--- Entries shown ---

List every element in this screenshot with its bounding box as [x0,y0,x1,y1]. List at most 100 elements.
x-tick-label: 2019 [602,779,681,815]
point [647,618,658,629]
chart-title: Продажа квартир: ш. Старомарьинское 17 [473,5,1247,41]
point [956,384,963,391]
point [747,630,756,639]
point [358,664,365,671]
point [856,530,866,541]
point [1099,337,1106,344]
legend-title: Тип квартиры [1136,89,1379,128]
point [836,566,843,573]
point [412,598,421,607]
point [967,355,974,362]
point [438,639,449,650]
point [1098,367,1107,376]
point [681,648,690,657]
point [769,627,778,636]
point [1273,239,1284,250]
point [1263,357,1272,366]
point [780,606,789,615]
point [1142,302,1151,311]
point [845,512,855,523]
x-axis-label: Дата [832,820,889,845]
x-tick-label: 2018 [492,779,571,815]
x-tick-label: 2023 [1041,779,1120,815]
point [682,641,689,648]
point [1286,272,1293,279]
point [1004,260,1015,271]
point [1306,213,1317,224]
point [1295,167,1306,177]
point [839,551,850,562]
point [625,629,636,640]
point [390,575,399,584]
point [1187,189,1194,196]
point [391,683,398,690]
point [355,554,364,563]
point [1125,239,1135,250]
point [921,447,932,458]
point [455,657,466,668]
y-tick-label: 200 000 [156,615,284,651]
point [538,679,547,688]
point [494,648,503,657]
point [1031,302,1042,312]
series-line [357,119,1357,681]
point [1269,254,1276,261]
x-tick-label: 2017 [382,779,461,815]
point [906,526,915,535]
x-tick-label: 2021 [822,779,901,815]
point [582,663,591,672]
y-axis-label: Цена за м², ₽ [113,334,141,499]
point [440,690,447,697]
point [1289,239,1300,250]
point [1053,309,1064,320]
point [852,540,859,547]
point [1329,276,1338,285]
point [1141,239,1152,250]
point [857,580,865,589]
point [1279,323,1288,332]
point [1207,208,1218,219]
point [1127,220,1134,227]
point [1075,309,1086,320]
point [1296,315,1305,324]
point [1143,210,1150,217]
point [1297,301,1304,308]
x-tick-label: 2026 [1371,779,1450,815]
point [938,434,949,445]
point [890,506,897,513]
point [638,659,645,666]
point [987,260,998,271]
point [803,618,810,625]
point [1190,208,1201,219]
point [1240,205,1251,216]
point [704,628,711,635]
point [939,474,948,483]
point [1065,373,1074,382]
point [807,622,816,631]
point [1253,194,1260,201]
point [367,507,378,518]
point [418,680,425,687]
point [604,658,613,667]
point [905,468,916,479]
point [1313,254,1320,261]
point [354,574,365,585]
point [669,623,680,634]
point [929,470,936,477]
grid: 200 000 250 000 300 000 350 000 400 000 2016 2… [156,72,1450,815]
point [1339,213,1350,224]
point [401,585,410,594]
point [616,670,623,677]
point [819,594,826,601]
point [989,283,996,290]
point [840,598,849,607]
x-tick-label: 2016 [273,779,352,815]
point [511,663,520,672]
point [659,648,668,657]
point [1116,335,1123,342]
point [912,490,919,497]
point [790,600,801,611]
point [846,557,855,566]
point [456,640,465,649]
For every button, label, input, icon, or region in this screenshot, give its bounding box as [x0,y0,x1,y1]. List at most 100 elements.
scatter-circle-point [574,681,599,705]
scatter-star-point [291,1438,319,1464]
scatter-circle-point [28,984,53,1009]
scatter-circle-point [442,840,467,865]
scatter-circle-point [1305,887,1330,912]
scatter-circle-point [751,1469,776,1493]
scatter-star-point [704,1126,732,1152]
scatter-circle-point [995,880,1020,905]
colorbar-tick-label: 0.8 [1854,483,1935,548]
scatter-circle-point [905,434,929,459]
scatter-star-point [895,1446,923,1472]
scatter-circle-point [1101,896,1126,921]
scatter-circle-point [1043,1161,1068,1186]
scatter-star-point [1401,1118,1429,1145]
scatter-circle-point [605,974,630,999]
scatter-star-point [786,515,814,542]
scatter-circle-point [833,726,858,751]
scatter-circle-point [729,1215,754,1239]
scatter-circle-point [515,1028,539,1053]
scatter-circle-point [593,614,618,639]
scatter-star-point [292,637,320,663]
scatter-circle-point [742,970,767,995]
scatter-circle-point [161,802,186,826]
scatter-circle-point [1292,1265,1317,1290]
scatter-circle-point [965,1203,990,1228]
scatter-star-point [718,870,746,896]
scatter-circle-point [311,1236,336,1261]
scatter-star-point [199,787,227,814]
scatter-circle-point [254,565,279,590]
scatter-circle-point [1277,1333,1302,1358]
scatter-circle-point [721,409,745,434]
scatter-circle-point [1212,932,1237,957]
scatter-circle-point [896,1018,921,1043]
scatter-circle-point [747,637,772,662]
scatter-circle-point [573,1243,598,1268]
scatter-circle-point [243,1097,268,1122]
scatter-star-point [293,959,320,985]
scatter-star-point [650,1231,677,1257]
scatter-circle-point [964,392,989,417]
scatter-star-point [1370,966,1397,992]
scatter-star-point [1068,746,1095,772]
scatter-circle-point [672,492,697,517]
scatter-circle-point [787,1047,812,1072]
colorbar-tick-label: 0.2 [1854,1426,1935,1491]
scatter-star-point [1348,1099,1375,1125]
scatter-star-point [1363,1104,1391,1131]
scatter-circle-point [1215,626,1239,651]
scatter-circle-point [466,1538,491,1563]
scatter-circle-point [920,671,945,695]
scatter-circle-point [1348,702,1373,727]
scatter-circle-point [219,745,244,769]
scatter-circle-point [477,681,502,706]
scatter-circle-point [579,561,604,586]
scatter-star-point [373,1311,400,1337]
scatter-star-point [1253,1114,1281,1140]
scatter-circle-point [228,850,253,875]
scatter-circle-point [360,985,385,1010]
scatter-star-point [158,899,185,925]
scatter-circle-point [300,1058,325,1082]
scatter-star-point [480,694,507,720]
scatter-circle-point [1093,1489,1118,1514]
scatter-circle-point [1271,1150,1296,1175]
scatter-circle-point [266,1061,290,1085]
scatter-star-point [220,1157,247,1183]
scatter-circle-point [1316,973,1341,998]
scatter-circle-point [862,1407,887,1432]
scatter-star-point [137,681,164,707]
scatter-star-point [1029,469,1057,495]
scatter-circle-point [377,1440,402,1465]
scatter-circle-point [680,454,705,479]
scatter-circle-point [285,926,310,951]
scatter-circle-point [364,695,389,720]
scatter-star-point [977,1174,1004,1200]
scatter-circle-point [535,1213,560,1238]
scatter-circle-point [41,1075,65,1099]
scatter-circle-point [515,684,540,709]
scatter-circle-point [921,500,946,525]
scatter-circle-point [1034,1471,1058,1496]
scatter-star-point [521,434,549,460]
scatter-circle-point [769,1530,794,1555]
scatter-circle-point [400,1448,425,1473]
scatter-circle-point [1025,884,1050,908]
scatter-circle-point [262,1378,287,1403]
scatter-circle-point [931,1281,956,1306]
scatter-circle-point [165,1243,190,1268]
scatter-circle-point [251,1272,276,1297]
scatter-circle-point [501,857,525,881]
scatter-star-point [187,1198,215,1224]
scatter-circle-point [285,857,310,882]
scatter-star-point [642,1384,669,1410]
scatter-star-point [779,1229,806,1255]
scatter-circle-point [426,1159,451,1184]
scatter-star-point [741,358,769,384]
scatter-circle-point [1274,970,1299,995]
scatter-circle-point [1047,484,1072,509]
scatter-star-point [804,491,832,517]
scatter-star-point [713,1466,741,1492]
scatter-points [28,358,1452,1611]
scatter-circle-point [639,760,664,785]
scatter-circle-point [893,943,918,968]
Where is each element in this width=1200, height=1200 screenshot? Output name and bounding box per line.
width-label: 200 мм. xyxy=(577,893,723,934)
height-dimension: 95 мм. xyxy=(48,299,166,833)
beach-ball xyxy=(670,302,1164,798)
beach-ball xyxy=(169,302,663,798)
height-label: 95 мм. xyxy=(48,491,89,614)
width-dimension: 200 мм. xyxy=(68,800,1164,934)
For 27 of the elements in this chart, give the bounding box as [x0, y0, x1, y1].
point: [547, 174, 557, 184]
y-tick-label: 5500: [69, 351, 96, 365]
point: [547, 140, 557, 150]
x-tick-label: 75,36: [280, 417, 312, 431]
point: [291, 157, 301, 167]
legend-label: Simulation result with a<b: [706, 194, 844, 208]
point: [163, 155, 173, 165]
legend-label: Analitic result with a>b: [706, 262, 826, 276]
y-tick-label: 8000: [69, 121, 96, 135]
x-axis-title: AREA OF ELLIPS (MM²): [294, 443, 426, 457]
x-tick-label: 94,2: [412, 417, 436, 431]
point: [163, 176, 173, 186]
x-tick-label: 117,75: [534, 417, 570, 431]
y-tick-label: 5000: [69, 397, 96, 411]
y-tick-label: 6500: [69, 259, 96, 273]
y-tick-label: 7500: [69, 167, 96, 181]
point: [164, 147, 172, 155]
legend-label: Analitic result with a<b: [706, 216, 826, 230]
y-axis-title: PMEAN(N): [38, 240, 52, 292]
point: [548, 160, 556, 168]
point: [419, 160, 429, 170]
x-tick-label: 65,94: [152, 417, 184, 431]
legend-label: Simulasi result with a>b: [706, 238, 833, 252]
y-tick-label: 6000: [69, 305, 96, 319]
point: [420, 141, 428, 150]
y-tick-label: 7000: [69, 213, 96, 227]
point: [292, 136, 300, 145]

---

Count the lines in the listing above that contain the string "beach", and reply with only that number.

#### [Result of the task]
2